• _Given exercise_
Omit all images. Transcribe the rest of the material below exactly.

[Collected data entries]
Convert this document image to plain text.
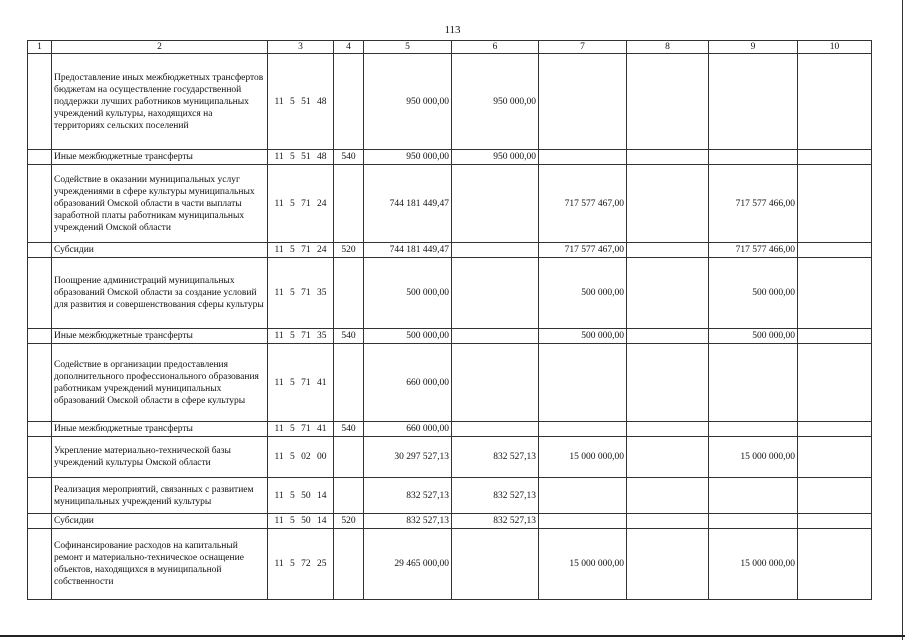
113
1	2	3	4	5	6	7	8	9	10
	Предоставление иных межбюджетных трансфертов бюджетам на осуществление государственной поддержки лучших работников муниципальных учреждений культуры, находящихся на территориях сельских поселений	11 5 51 48		950 000,00	950 000,00				
	Иные межбюджетные трансферты	11 5 51 48	540	950 000,00	950 000,00				
	Содействие в оказании муниципальных услуг учреждениями в сфере культуры муниципальных образований Омской области в части выплаты заработной платы работникам муниципальных учреждений Омской области	11 5 71 24		744 181 449,47		717 577 467,00		717 577 466,00	
	Субсидии	11 5 71 24	520	744 181 449,47		717 577 467,00		717 577 466,00	
	Поощрение администраций муниципальных образований Омской области за создание условий для развития и совершенствования сферы культуры	11 5 71 35		500 000,00		500 000,00		500 000,00	
	Иные межбюджетные трансферты	11 5 71 35	540	500 000,00		500 000,00		500 000,00	
	Содействие в организации предоставления дополнительного профессионального образования работникам учреждений муниципальных образований Омской области в сфере культуры	11 5 71 41		660 000,00					
	Иные межбюджетные трансферты	11 5 71 41	540	660 000,00					
	Укрепление материально-технической базы учреждений культуры Омской области	11 5 02 00		30 297 527,13	832 527,13	15 000 000,00		15 000 000,00	
	Реализация мероприятий, связанных с развитием муниципальных учреждений культуры	11 5 50 14		832 527,13	832 527,13				
	Субсидии	11 5 50 14	520	832 527,13	832 527,13				
	Софинансирование расходов на капитальный ремонт и материально-техническое оснащение объектов, находящихся в муниципальной собственности	11 5 72 25		29 465 000,00		15 000 000,00		15 000 000,00	
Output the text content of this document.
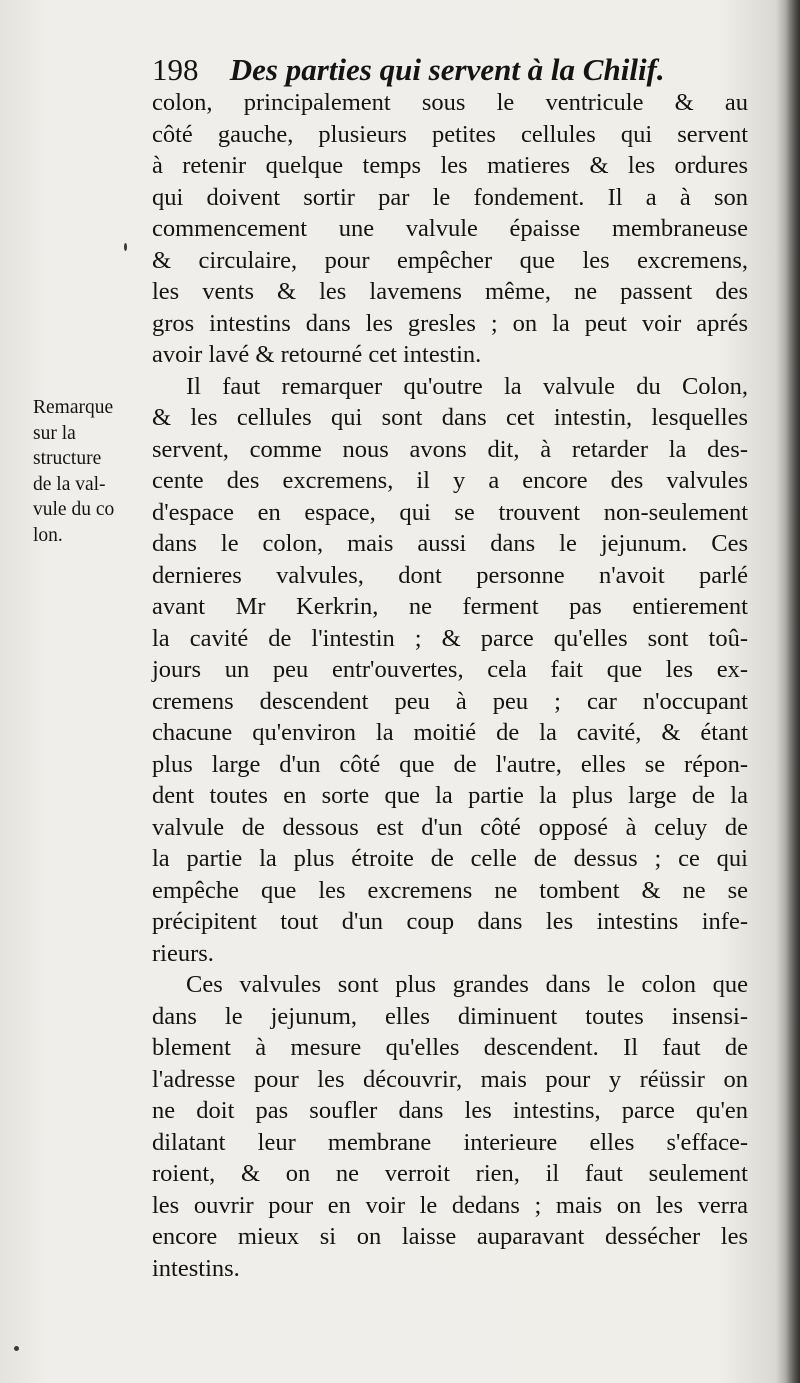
198 Des parties qui servent à la Chilif.
Remarque
sur la
structure
de la val-
vule du co
lon.
colon, principalement sous le ventricule & au
côté gauche, plusieurs petites cellules qui servent
à retenir quelque temps les matieres & les ordures
qui doivent sortir par le fondement. Il a à son
commencement une valvule épaisse membraneuse
& circulaire, pour empêcher que les excremens,
les vents & les lavemens même, ne passent des
gros intestins dans les gresles ; on la peut voir aprés
avoir lavé & retourné cet intestin.
Il faut remarquer qu'outre la valvule du Colon,
& les cellules qui sont dans cet intestin, lesquelles
servent, comme nous avons dit, à retarder la des-
cente des excremens, il y a encore des valvules
d'espace en espace, qui se trouvent non-seulement
dans le colon, mais aussi dans le jejunum. Ces
dernieres valvules, dont personne n'avoit parlé
avant Mr Kerkrin, ne ferment pas entierement
la cavité de l'intestin ; & parce qu'elles sont toû-
jours un peu entr'ouvertes, cela fait que les ex-
cremens descendent peu à peu ; car n'occupant
chacune qu'environ la moitié de la cavité, & étant
plus large d'un côté que de l'autre, elles se répon-
dent toutes en sorte que la partie la plus large de la
valvule de dessous est d'un côté opposé à celuy de
la partie la plus étroite de celle de dessus ; ce qui
empêche que les excremens ne tombent & ne se
précipitent tout d'un coup dans les intestins infe-
rieurs.
Ces valvules sont plus grandes dans le colon que
dans le jejunum, elles diminuent toutes insensi-
blement à mesure qu'elles descendent. Il faut de
l'adresse pour les découvrir, mais pour y réüssir on
ne doit pas soufler dans les intestins, parce qu'en
dilatant leur membrane interieure elles s'efface-
roient, & on ne verroit rien, il faut seulement
les ouvrir pour en voir le dedans ; mais on les verra
encore mieux si on laisse auparavant dessécher les
intestins.
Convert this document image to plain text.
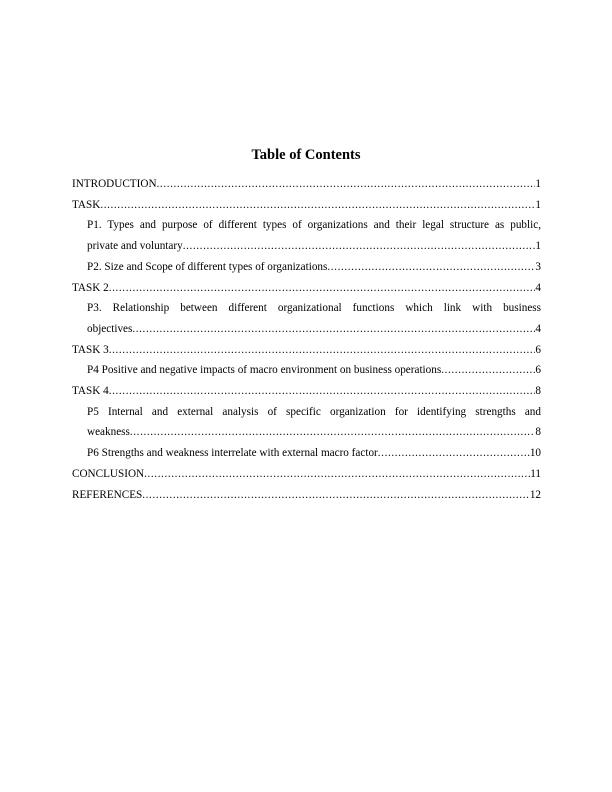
Table of Contents
INTRODUCTION .....	1
TASK .....	1
P1. Types and purpose of different types of organizations and their legal structure as public,
private and voluntary .....	1
P2. Size and Scope of different types of organizations .....	3
TASK 2 .....	4
P3. Relationship between different organizational functions which link with business
objectives .....	4
TASK 3 .....	6
P4 Positive and negative impacts of macro environment on business operations .....	6
TASK 4 .....	8
P5 Internal and external analysis of specific organization for identifying strengths and
weakness .....	8
P6 Strengths and weakness interrelate with external macro factor .....	10
CONCLUSION .....	11
REFERENCES .....	12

• _Task output_
Convert this document image to plain text.
113
1	2	3	4	5	6	7	8	9	10
	Предоставление иных межбюджетных трансфертов бюджетам на осуществление государственной поддержки лучших работников муниципальных учреждений культуры, находящихся на территориях сельских поселений	11 5 51 48		950 000,00	950 000,00				
	Иные межбюджетные трансферты	11 5 51 48	540	950 000,00	950 000,00				
	Содействие в оказании муниципальных услуг учреждениями в сфере культуры муниципальных образований Омской области в части выплаты заработной платы работникам муниципальных учреждений Омской области	11 5 71 24		744 181 449,47		717 577 467,00		717 577 466,00	
	Субсидии	11 5 71 24	520	744 181 449,47		717 577 467,00		717 577 466,00	
	Поощрение администраций муниципальных образований Омской области за создание условий для развития и совершенствования сферы культуры	11 5 71 35		500 000,00		500 000,00		500 000,00	
	Иные межбюджетные трансферты	11 5 71 35	540	500 000,00		500 000,00		500 000,00	
	Содействие в организации предоставления дополнительного профессионального образования работникам учреждений муниципальных образований Омской области в сфере культуры	11 5 71 41		660 000,00					
	Иные межбюджетные трансферты	11 5 71 41	540	660 000,00					
	Укрепление материально-технической базы учреждений культуры Омской области	11 5 02 00		30 297 527,13	832 527,13	15 000 000,00		15 000 000,00	
	Реализация мероприятий, связанных с развитием муниципальных учреждений культуры	11 5 50 14		832 527,13	832 527,13				
	Субсидии	11 5 50 14	520	832 527,13	832 527,13				
	Софинансирование расходов на капитальный ремонт и материально-техническое оснащение объектов, находящихся в муниципальной собственности	11 5 72 25		29 465 000,00		15 000 000,00		15 000 000,00	
Output the text content of this document.
198 Des parties qui servent à la Chilif.
Remarque
sur la
structure
de la val-
vule du co
lon.
colon, principalement sous le ventricule & au
côté gauche, plusieurs petites cellules qui servent
à retenir quelque temps les matieres & les ordures
qui doivent sortir par le fondement. Il a à son
commencement une valvule épaisse membraneuse
& circulaire, pour empêcher que les excremens,
les vents & les lavemens même, ne passent des
gros intestins dans les gresles ; on la peut voir aprés
avoir lavé & retourné cet intestin.
Il faut remarquer qu'outre la valvule du Colon,
& les cellules qui sont dans cet intestin, lesquelles
servent, comme nous avons dit, à retarder la des-
cente des excremens, il y a encore des valvules
d'espace en espace, qui se trouvent non-seulement
dans le colon, mais aussi dans le jejunum. Ces
dernieres valvules, dont personne n'avoit parlé
avant Mr Kerkrin, ne ferment pas entierement
la cavité de l'intestin ; & parce qu'elles sont toû-
jours un peu entr'ouvertes, cela fait que les ex-
cremens descendent peu à peu ; car n'occupant
chacune qu'environ la moitié de la cavité, & étant
plus large d'un côté que de l'autre, elles se répon-
dent toutes en sorte que la partie la plus large de la
valvule de dessous est d'un côté opposé à celuy de
la partie la plus étroite de celle de dessus ; ce qui
empêche que les excremens ne tombent & ne se
précipitent tout d'un coup dans les intestins infe-
rieurs.
Ces valvules sont plus grandes dans le colon que
dans le jejunum, elles diminuent toutes insensi-
blement à mesure qu'elles descendent. Il faut de
l'adresse pour les découvrir, mais pour y réüssir on
ne doit pas soufler dans les intestins, parce qu'en
dilatant leur membrane interieure elles s'efface-
roient, & on ne verroit rien, il faut seulement
les ouvrir pour en voir le dedans ; mais on les verra
encore mieux si on laisse auparavant dessécher les
intestins.
Convert this document image to plain text.
Table of Contents
INTRODUCTION .....	1
TASK .....	1
P1. Types and purpose of different types of organizations and their legal structure as public,
private and voluntary .....	1
P2. Size and Scope of different types of organizations .....	3
TASK 2 .....	4
P3. Relationship between different organizational functions which link with business
objectives .....	4
TASK 3 .....	6
P4 Positive and negative impacts of macro environment on business operations .....	6
TASK 4 .....	8
P5 Internal and external analysis of specific organization for identifying strengths and
weakness .....	8
P6 Strengths and weakness interrelate with external macro factor .....	10
CONCLUSION .....	11
REFERENCES .....	12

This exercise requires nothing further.